#### [Goal]
Copy each line below in which the string "text" occurs.

#### [Exercise material]
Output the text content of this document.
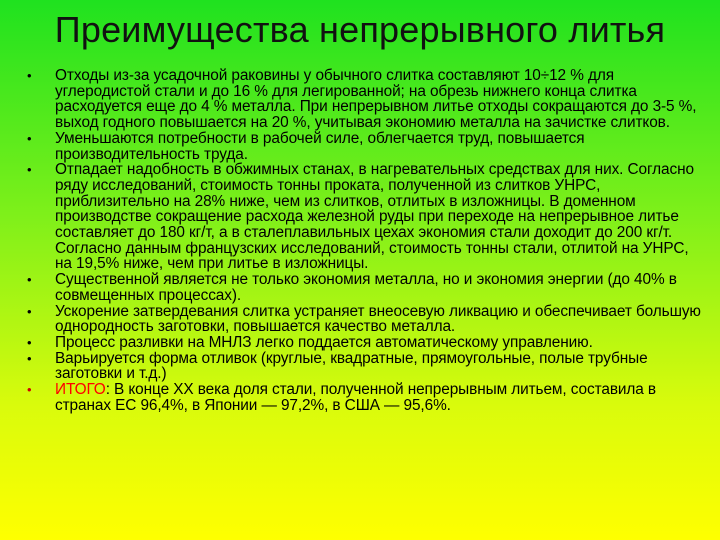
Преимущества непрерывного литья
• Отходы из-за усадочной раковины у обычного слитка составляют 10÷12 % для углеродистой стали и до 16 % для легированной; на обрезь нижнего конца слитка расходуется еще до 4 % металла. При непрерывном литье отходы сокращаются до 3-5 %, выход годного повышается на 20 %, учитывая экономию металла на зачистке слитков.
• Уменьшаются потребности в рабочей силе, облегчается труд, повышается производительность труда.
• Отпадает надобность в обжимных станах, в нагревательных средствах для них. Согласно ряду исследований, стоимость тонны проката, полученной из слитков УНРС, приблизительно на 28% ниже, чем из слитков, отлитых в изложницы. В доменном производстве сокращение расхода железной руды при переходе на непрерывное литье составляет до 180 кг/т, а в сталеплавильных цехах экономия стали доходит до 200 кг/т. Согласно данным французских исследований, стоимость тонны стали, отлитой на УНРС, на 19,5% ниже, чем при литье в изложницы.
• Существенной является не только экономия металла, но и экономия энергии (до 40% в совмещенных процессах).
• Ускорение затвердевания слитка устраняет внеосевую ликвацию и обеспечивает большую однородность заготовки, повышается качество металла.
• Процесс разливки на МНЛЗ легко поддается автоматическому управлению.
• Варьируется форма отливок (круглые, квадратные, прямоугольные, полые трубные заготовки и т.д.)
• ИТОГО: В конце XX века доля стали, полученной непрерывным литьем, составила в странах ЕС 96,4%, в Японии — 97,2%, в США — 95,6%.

* * *

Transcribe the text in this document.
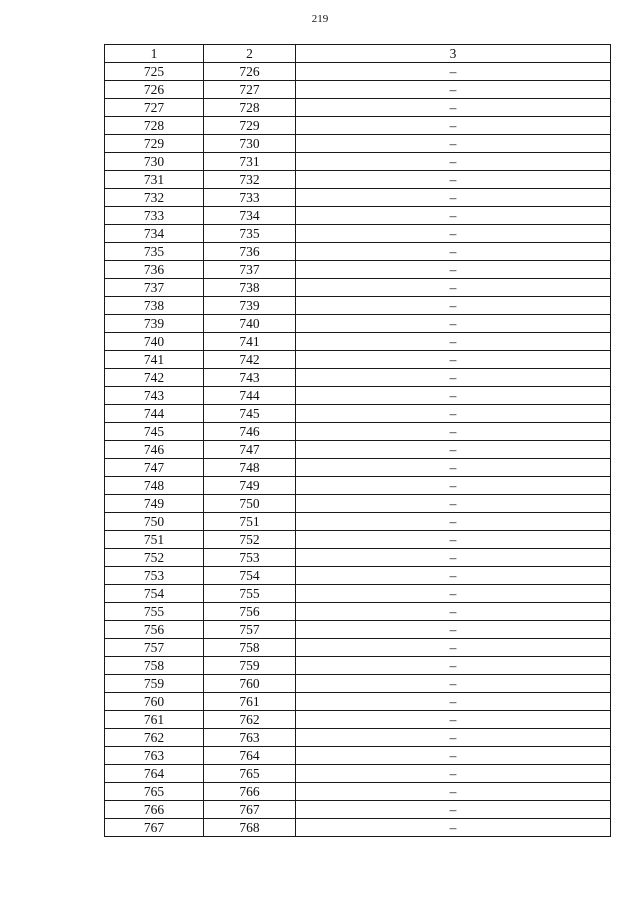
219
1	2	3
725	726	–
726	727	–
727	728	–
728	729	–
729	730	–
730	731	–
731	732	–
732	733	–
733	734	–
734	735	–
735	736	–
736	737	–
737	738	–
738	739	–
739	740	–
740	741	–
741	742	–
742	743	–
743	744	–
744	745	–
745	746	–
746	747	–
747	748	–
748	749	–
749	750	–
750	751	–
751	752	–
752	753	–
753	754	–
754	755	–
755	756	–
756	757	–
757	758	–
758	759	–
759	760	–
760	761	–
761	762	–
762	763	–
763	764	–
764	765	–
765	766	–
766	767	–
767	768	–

==

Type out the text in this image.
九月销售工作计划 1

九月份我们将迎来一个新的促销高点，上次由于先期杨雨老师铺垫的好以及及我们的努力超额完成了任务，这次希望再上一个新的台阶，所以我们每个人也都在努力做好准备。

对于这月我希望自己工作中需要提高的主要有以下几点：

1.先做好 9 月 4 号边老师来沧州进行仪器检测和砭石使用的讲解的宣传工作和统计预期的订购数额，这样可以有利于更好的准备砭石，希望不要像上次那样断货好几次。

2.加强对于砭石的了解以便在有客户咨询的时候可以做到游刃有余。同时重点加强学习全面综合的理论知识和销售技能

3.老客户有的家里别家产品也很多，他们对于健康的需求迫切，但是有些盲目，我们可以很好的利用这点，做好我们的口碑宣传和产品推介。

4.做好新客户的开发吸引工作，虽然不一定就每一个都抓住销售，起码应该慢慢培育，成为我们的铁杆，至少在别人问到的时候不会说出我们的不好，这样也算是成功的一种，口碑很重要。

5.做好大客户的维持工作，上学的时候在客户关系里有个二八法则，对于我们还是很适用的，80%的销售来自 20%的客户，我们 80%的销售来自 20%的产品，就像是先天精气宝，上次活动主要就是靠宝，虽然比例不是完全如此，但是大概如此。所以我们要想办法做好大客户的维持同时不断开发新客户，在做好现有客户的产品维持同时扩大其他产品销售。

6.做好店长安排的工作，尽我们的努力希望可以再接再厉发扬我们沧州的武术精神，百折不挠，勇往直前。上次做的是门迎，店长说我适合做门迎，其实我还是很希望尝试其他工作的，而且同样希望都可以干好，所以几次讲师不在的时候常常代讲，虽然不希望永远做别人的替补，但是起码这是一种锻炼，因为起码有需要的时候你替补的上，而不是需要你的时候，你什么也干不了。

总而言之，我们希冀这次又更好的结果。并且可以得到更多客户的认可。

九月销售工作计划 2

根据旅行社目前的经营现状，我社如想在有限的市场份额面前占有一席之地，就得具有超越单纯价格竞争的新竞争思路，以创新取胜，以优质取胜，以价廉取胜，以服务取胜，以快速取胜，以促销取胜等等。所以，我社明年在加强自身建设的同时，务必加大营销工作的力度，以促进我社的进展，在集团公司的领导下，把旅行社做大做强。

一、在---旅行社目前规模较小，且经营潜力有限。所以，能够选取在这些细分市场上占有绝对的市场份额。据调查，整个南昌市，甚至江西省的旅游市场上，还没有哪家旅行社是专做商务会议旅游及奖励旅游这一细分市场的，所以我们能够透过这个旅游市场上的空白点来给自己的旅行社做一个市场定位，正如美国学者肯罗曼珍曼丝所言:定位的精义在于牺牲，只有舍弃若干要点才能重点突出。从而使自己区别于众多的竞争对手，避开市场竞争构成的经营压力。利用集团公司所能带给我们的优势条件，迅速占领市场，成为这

#### [Task solution]
Output the text content of this document.
Transcribe the text in this document.
Type out the text in this image.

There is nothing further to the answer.